━━━━━ RECORDED INFORMATION ━━━━━
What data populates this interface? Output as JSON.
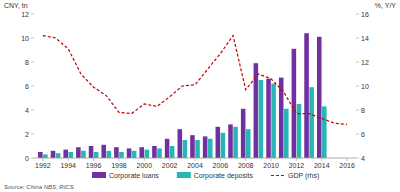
{
  "chart_data": {
    "type": "bar",
    "y_label": "CNY, tn",
    "y2_label": "%, Y/Y",
    "source": "Source: China NBS, RICS",
    "x": [
      1992,
      1993,
      1994,
      1995,
      1996,
      1997,
      1998,
      1999,
      2000,
      2001,
      2002,
      2003,
      2004,
      2005,
      2006,
      2007,
      2008,
      2009,
      2010,
      2011,
      2012,
      2013,
      2014,
      2015,
      2016
    ],
    "xlim": [
      1991.3,
      2016.7
    ],
    "xticks": [
      1992,
      1994,
      1996,
      1998,
      2000,
      2002,
      2004,
      2006,
      2008,
      2010,
      2012,
      2014,
      2016
    ],
    "ylim": [
      0,
      12
    ],
    "yticks": [
      0,
      2,
      4,
      6,
      8,
      10,
      12
    ],
    "y2lim": [
      4,
      16
    ],
    "y2ticks": [
      4,
      6,
      8,
      10,
      12,
      14,
      16
    ],
    "legend": "bottom",
    "series": [
      {
        "name": "Corporate loans",
        "type": "bar",
        "color": "#7030a0",
        "values": [
          0.5,
          0.6,
          0.7,
          0.9,
          1.0,
          1.1,
          0.9,
          0.8,
          0.9,
          1.0,
          1.6,
          2.4,
          1.9,
          1.8,
          2.6,
          2.8,
          4.1,
          7.9,
          6.6,
          6.7,
          9.1,
          10.4,
          10.1,
          null,
          null
        ]
      },
      {
        "name": "Corporate deposits",
        "type": "bar",
        "color": "#2ab5b5",
        "values": [
          0.3,
          0.4,
          0.5,
          0.6,
          0.5,
          0.6,
          0.5,
          0.6,
          0.7,
          0.8,
          1.0,
          1.5,
          1.5,
          1.6,
          2.1,
          2.6,
          2.4,
          6.5,
          6.2,
          4.1,
          4.5,
          5.9,
          4.3,
          null,
          null
        ]
      },
      {
        "name": "GDP (rhs)",
        "type": "line",
        "axis": "y2",
        "color": "#c00000",
        "line_style": "dashed",
        "values": [
          14.2,
          14.0,
          13.1,
          11.0,
          9.9,
          9.2,
          7.8,
          7.7,
          8.5,
          8.3,
          9.1,
          10.0,
          10.1,
          11.4,
          12.7,
          14.2,
          9.7,
          11.0,
          10.6,
          9.5,
          7.7,
          7.7,
          7.3,
          6.9,
          6.8
        ]
      }
    ]
  }
}
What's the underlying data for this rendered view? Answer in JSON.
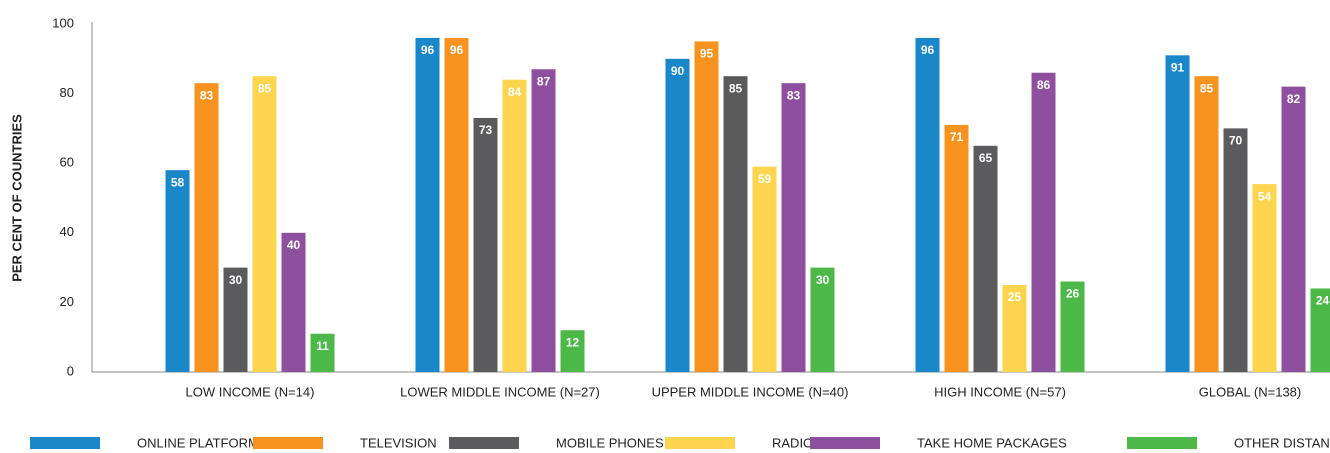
{
  "chart_data": {
    "type": "bar",
    "y_label": "PER CENT OF COUNTRIES",
    "categories": [
      "LOW INCOME (N=14)",
      "LOWER MIDDLE INCOME (N=27)",
      "UPPER MIDDLE INCOME (N=40)",
      "HIGH INCOME (N=57)",
      "GLOBAL (N=138)"
    ],
    "series": [
      {
        "name": "ONLINE PLATFORMS",
        "color": "#1a87c9",
        "values": [
          58,
          96,
          90,
          96,
          91
        ]
      },
      {
        "name": "TELEVISION",
        "color": "#f7931e",
        "values": [
          83,
          96,
          95,
          71,
          85
        ]
      },
      {
        "name": "MOBILE PHONES",
        "color": "#5b5b5e",
        "values": [
          30,
          73,
          85,
          65,
          70
        ]
      },
      {
        "name": "RADIO",
        "color": "#ffd54f",
        "values": [
          85,
          84,
          59,
          25,
          54
        ]
      },
      {
        "name": "TAKE HOME PACKAGES",
        "color": "#8e4f9e",
        "values": [
          40,
          87,
          83,
          86,
          82
        ]
      },
      {
        "name": "OTHER DISTANCE LEARNING",
        "color": "#4cb848",
        "values": [
          11,
          12,
          30,
          26,
          24
        ]
      }
    ],
    "ylim": [
      0,
      100
    ],
    "yticks": [
      0,
      20,
      40,
      60,
      80,
      100
    ],
    "grid": false,
    "legend": "bottom"
  }
}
━━━━━
__WORK TO BE COMPLETED__.
Copy each line that holds the word "JSON".

__RESULT OF THIS EXERCISE__.
What data populates this interface? Output as JSON.
What's the underlying data for this rendered view? Answer in JSON.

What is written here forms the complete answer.